* [Objective]: In the material below, copy word for word the part that opens with the line containing "table-row: PASTO O" and closes with the line containing "task-label: su \\server\EPSON". Include both of those lines.

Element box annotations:
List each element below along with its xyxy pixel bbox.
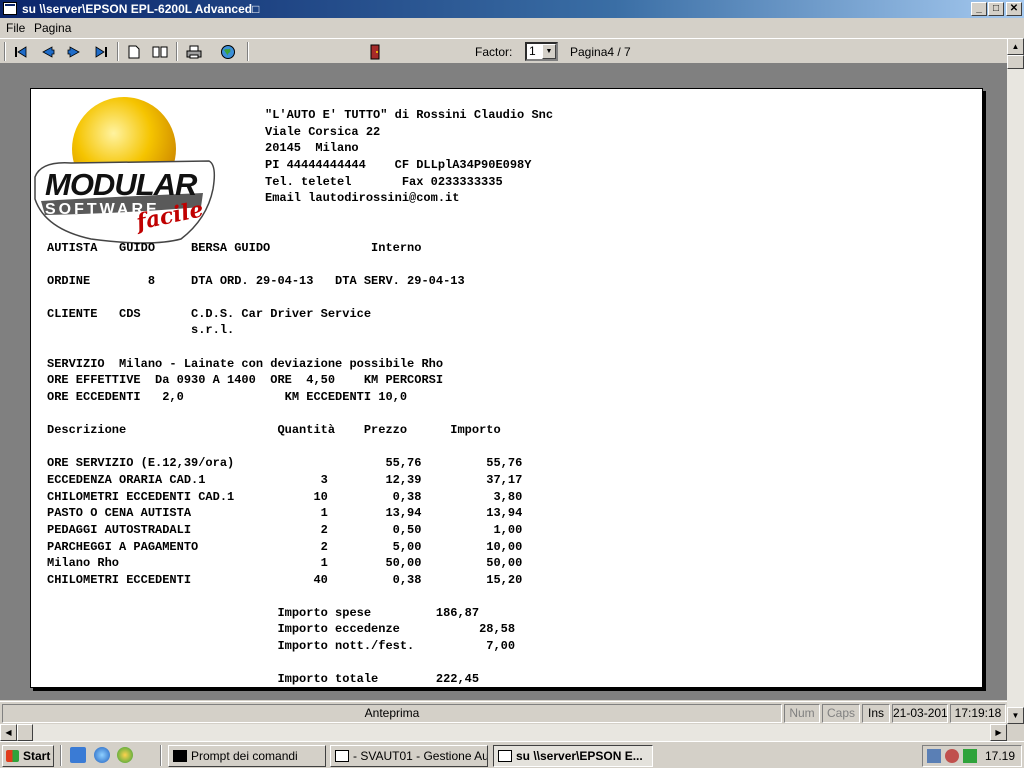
table-row: PASTO O CENA AUTISTA 1 13,94 13,94 xyxy=(47,506,523,520)
hours-line: ORE EFFETTIVE Da 0930 A 1400 ORE 4,50 KM… xyxy=(47,373,444,387)
company-address: Viale Corsica 22 xyxy=(265,125,381,139)
first-page-icon[interactable] xyxy=(10,41,32,62)
table-row: PEDAGGI AUTOSTRADALI 2 0,50 1,00 xyxy=(47,523,523,537)
scroll-left-icon[interactable]: ◀ xyxy=(0,724,17,741)
single-page-icon[interactable] xyxy=(123,41,145,62)
client-line-2: s.r.l. xyxy=(47,323,235,337)
scroll-right-icon[interactable]: ▶ xyxy=(990,724,1007,741)
prev-page-icon[interactable] xyxy=(37,41,59,62)
window-title: su \\server\EPSON EPL-6200L Advanced□ xyxy=(22,2,260,16)
windows-flag-icon xyxy=(6,750,19,762)
company-phone: Tel. teletel Fax 0233333335 xyxy=(265,175,503,189)
task-label: su \\server\EPSON E... xyxy=(516,749,643,763)
factor-value: 1 xyxy=(529,44,536,58)
toolbar-separator xyxy=(117,42,119,61)
toolbar: Factor: 1 ▼ Pagina4 / 7 xyxy=(0,38,1024,64)
total-excess: Importo eccedenze 28,58 xyxy=(47,622,516,636)
print-icon[interactable] xyxy=(183,41,205,62)
scroll-thumb[interactable] xyxy=(1007,55,1024,69)
toolbar-separator xyxy=(176,42,178,61)
scroll-up-icon[interactable]: ▲ xyxy=(1007,38,1024,55)
table-row: ORE SERVIZIO (E.12,39/ora) 55,76 55,76 xyxy=(47,456,523,470)
scroll-down-icon[interactable]: ▼ xyxy=(1007,707,1024,724)
total-night-holiday: Importo nott./fest. 7,00 xyxy=(47,639,516,653)
table-header: Descrizione Quantità Prezzo Importo xyxy=(47,423,501,437)
toolbar-separator xyxy=(247,42,249,61)
vertical-scrollbar[interactable]: ▲ ▼ xyxy=(1007,38,1024,724)
window-icon[interactable] xyxy=(3,2,17,15)
grand-total: Importo totale 222,45 xyxy=(47,672,480,686)
minimize-button[interactable]: _ xyxy=(971,2,987,16)
table-row: ECCEDENZA ORARIA CAD.1 3 12,39 37,17 xyxy=(47,473,523,487)
table-row: CHILOMETRI ECCEDENTI 40 0,38 15,20 xyxy=(47,573,523,587)
two-pages-icon[interactable] xyxy=(149,41,171,62)
company-name: "L'AUTO E' TUTTO" di Rossini Claudio Snc xyxy=(265,108,554,122)
console-icon xyxy=(173,750,187,762)
taskbar-separator xyxy=(160,745,162,766)
horizontal-scrollbar[interactable]: ◀ ▶ xyxy=(0,724,1007,741)
company-city: 20145 Milano xyxy=(265,141,359,155)
status-caps: Caps xyxy=(822,704,860,723)
menu-file[interactable]: File xyxy=(6,21,25,35)
taskbar: Start Prompt dei comandi - SVAUT01 - Ges… xyxy=(0,741,1024,768)
update-icon[interactable] xyxy=(963,749,977,763)
media-player-icon[interactable] xyxy=(117,747,133,763)
system-tray: 17.19 xyxy=(922,745,1022,767)
factor-select[interactable]: 1 ▼ xyxy=(525,42,558,61)
driver-line: AUTISTA GUIDO BERSA GUIDO Interno xyxy=(47,241,422,255)
network-icon[interactable] xyxy=(927,749,941,763)
toolbar-grip xyxy=(4,42,6,61)
table-row: CHILOMETRI ECCEDENTI CAD.1 10 0,38 3,80 xyxy=(47,490,523,504)
preview-area[interactable]: MODULAR SOFTWARE facile "L'AUTO E' TUTTO… xyxy=(0,64,1007,700)
show-desktop-icon[interactable] xyxy=(70,747,86,763)
scroll-thumb[interactable] xyxy=(17,724,33,741)
document-page: MODULAR SOFTWARE facile "L'AUTO E' TUTTO… xyxy=(30,88,983,688)
close-button[interactable]: ✕ xyxy=(1006,2,1022,16)
maximize-button[interactable]: □ xyxy=(988,2,1004,16)
window-icon xyxy=(498,750,512,762)
taskbar-separator xyxy=(60,745,62,766)
task-svaut01[interactable]: - SVAUT01 - Gestione Au... xyxy=(330,745,488,767)
status-ins: Ins xyxy=(862,704,890,723)
start-button[interactable]: Start xyxy=(2,745,54,767)
exit-door-icon[interactable] xyxy=(364,41,386,62)
last-page-icon[interactable] xyxy=(90,41,112,62)
order-line: ORDINE 8 DTA ORD. 29-04-13 DTA SERV. 29-… xyxy=(47,274,465,288)
task-command-prompt[interactable]: Prompt dei comandi xyxy=(168,745,326,767)
table-row: Milano Rho 1 50,00 50,00 xyxy=(47,556,523,570)
status-date: 21-03-2016 xyxy=(892,704,948,723)
status-bar: Anteprima Num Caps Ins 21-03-2016 17:19:… xyxy=(0,701,1007,724)
task-epson-preview[interactable]: su \\server\EPSON E... xyxy=(493,745,653,767)
start-label: Start xyxy=(23,749,51,763)
next-page-icon[interactable] xyxy=(63,41,85,62)
internet-explorer-icon[interactable] xyxy=(94,747,110,763)
task-label: Prompt dei comandi xyxy=(191,749,298,763)
service-line: SERVIZIO Milano - Lainate con deviazione… xyxy=(47,357,444,371)
logo-text-modular: MODULAR xyxy=(45,167,197,202)
status-mode: Anteprima xyxy=(2,704,782,723)
security-icon[interactable] xyxy=(945,749,959,763)
total-expenses: Importo spese 186,87 xyxy=(47,606,480,620)
factor-label: Factor: xyxy=(475,45,513,59)
task-label: - SVAUT01 - Gestione Au... xyxy=(353,749,488,763)
status-time: 17:19:18 xyxy=(950,704,1006,723)
table-row: PARCHEGGI A PAGAMENTO 2 5,00 10,00 xyxy=(47,540,523,554)
title-bar: su \\server\EPSON EPL-6200L Advanced□ _ … xyxy=(0,0,1024,18)
tray-clock: 17.19 xyxy=(984,749,1015,763)
status-num: Num xyxy=(784,704,820,723)
excess-line: ORE ECCEDENTI 2,0 KM ECCEDENTI 10,0 xyxy=(47,390,408,404)
page-indicator: Pagina4 / 7 xyxy=(570,45,631,59)
chevron-down-icon[interactable]: ▼ xyxy=(542,44,556,59)
company-vat: PI 44444444444 CF DLLplA34P90E098Y xyxy=(265,158,532,172)
company-logo: MODULAR SOFTWARE facile xyxy=(31,89,216,247)
menu-bar: File Pagina xyxy=(0,18,1024,38)
globe-icon[interactable] xyxy=(217,41,239,62)
client-line: CLIENTE CDS C.D.S. Car Driver Service xyxy=(47,307,372,321)
menu-pagina[interactable]: Pagina xyxy=(34,21,71,35)
company-email: Email lautodirossini@com.it xyxy=(265,191,460,205)
window-icon xyxy=(335,750,349,762)
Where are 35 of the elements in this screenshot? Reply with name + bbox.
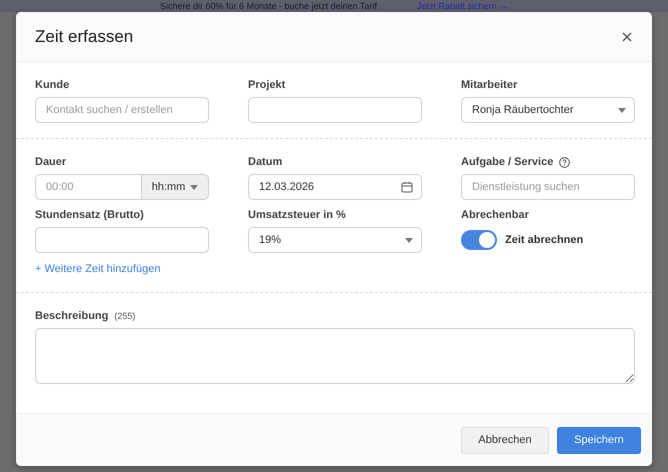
field-label: Abrechenbar bbox=[461, 209, 529, 221]
calendar-icon bbox=[401, 181, 413, 193]
text-field[interactable] bbox=[35, 227, 209, 253]
select-field[interactable]: Ronja Räubertochter bbox=[461, 97, 635, 123]
caret-icon bbox=[618, 108, 626, 112]
select-field[interactable]: 19% bbox=[248, 227, 422, 253]
field-label: Projekt bbox=[248, 79, 286, 91]
description-field[interactable] bbox=[35, 328, 635, 384]
close-button[interactable] bbox=[620, 30, 634, 44]
add-time-link[interactable]: + Weitere Zeit hinzufügen bbox=[35, 263, 160, 275]
caret-icon bbox=[405, 238, 413, 242]
character-count: (255) bbox=[114, 311, 136, 321]
field-label: Dauer bbox=[35, 156, 66, 168]
text-field[interactable]: Dienstleistung suchen bbox=[461, 174, 635, 200]
caret-icon bbox=[190, 184, 198, 190]
field-label: Umsatzsteuer in % bbox=[248, 209, 346, 221]
dialog-title: Zeit erfassen bbox=[35, 26, 134, 46]
text-field[interactable] bbox=[248, 97, 422, 123]
field-label: Beschreibung bbox=[35, 310, 108, 322]
field-label: Datum bbox=[248, 156, 282, 168]
field-label: Aufgabe / Service bbox=[461, 156, 554, 168]
help-icon[interactable] bbox=[559, 156, 570, 168]
banner-text: Sichere dir 60% für 6 Monate - buche jetzt deinen Tarif bbox=[160, 0, 377, 12]
toggle-label: Zeit abrechnen bbox=[505, 234, 584, 246]
text-field[interactable]: Kontakt suchen / erstellen bbox=[35, 97, 209, 123]
date-field[interactable]: 12.03.2026 bbox=[248, 174, 422, 200]
field-label: Stundensatz (Brutto) bbox=[35, 209, 144, 221]
field-label: Kunde bbox=[35, 79, 70, 91]
cancel-button[interactable]: Abbrechen bbox=[461, 426, 549, 454]
unit-dropdown[interactable]: hh:mm bbox=[142, 174, 209, 200]
toggle-switch[interactable] bbox=[461, 230, 497, 250]
duration-field[interactable]: 00:00 bbox=[35, 174, 142, 200]
save-button[interactable]: Speichern bbox=[557, 426, 641, 454]
field-label: Mitarbeiter bbox=[461, 79, 518, 91]
close-icon bbox=[622, 32, 632, 42]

* [Exercise answer]:
table-row: PASTO O CENA AUTISTA 1 13,94 13,94 xyxy=(47,506,523,520)
hours-line: ORE EFFETTIVE Da 0930 A 1400 ORE 4,50 KM… xyxy=(47,373,444,387)
company-address: Viale Corsica 22 xyxy=(265,125,381,139)
first-page-icon[interactable] xyxy=(10,41,32,62)
table-row: PEDAGGI AUTOSTRADALI 2 0,50 1,00 xyxy=(47,523,523,537)
scroll-left-icon[interactable]: ◀ xyxy=(0,724,17,741)
single-page-icon[interactable] xyxy=(123,41,145,62)
client-line-2: s.r.l. xyxy=(47,323,235,337)
scroll-right-icon[interactable]: ▶ xyxy=(990,724,1007,741)
prev-page-icon[interactable] xyxy=(37,41,59,62)
window-title: su \\server\EPSON EPL-6200L Advanced□ xyxy=(22,2,260,16)
windows-flag-icon xyxy=(6,750,19,762)
company-phone: Tel. teletel Fax 0233333335 xyxy=(265,175,503,189)
task-label: su \\server\EPSON E... xyxy=(516,749,643,763)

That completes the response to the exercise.